**Required work:**
Report every line of the records below that includes the string "fram".

**Items from a document page collection:**
+-------+
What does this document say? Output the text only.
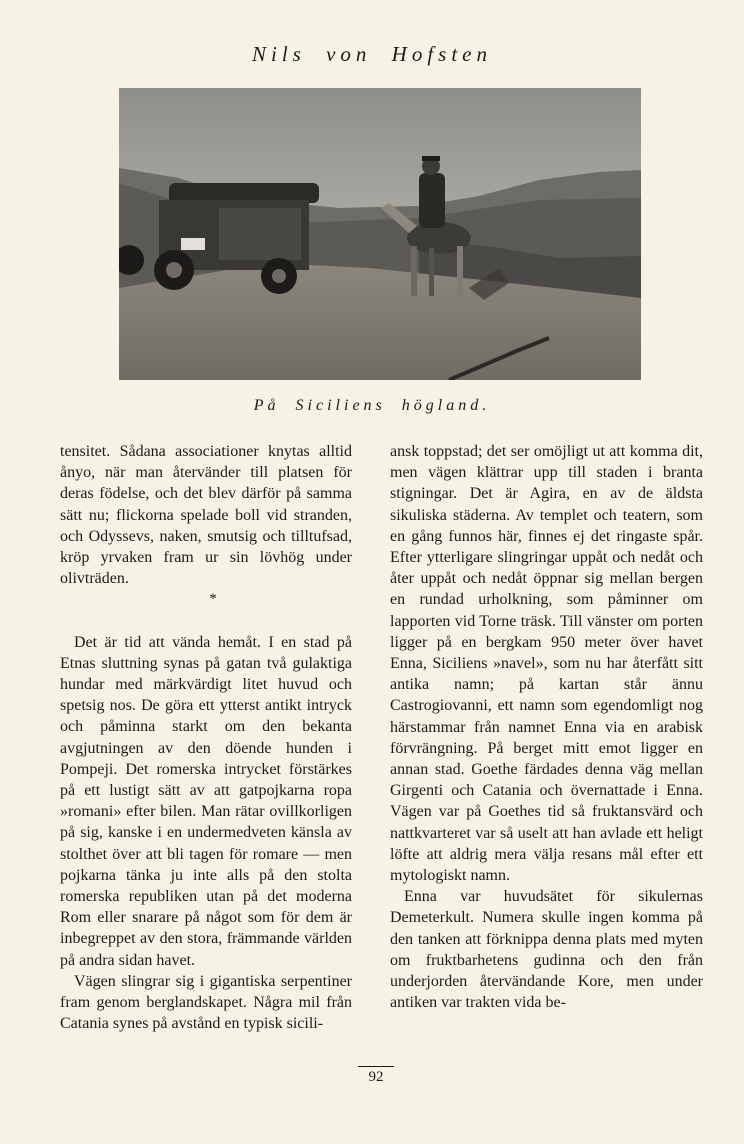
Nils von Hofsten
På Siciliens högland.

tensitet. Sådana associationer knytas alltid ånyo, när man återvänder till platsen för deras födelse, och det blev därför på samma sätt nu; flickorna spelade boll vid stranden, och Odyssevs, naken, smutsig och tilltufsad, kröp yrvaken fram ur sin lövhög under olivträden.

*

Det är tid att vända hemåt. I en stad på Etnas sluttning synas på gatan två gulaktiga hundar med märkvärdigt litet huvud och spetsig nos. De göra ett ytterst antikt intryck och påminna starkt om den bekanta avgjutningen av den döende hunden i Pompeji. Det romerska intrycket förstärkes på ett lustigt sätt av att gatpojkarna ropa »romani» efter bilen. Man rätar ovillkorligen på sig, kanske i en undermedveten känsla av stolthet över att bli tagen för romare — men pojkarna tänka ju inte alls på den stolta romerska republiken utan på det moderna Rom eller snarare på något som för dem är inbegreppet av den stora, främmande världen på andra sidan havet.

Vägen slingrar sig i gigantiska serpentiner fram genom berglandskapet. Några mil från Catania synes på avstånd en typisk sicili-

ansk toppstad; det ser omöjligt ut att komma dit, men vägen klättrar upp till staden i branta stigningar. Det är Agira, en av de äldsta sikuliska städerna. Av templet och teatern, som en gång funnos här, finnes ej det ringaste spår. Efter ytterligare slingringar uppåt och nedåt och åter uppåt och nedåt öppnar sig mellan bergen en rundad urholkning, som påminner om lapporten vid Torne träsk. Till vänster om porten ligger på en bergkam 950 meter över havet Enna, Siciliens »navel», som nu har återfått sitt antika namn; på kartan står ännu Castrogiovanni, ett namn som egendomligt nog härstammar från namnet Enna via en arabisk förvrängning. På berget mitt emot ligger en annan stad. Goethe färdades denna väg mellan Girgenti och Catania och övernattade i Enna. Vägen var på Goethes tid så fruktansvärd och nattkvarteret var så uselt att han avlade ett heligt löfte att aldrig mera välja resans mål efter ett mytologiskt namn.

Enna var huvudsätet för sikulernas Demeterkult. Numera skulle ingen komma på den tanken att förknippa denna plats med myten om fruktbarhetens gudinna och den från underjorden återvändande Kore, men under antiken var trakten vida be-

92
+-------+
**Answer area:**
tensitet. Sådana associationer knytas alltid ånyo, när man återvänder till platsen för deras födelse, och det blev därför på samma sätt nu; flickorna spelade boll vid stranden, och Odyssevs, naken, smutsig och tilltufsad, kröp yrvaken fram ur sin lövhög under olivträden.
Vägen slingrar sig i gigantiska serpentiner fram genom berglandskapet. Några mil från Catania synes på avstånd en typisk sicili-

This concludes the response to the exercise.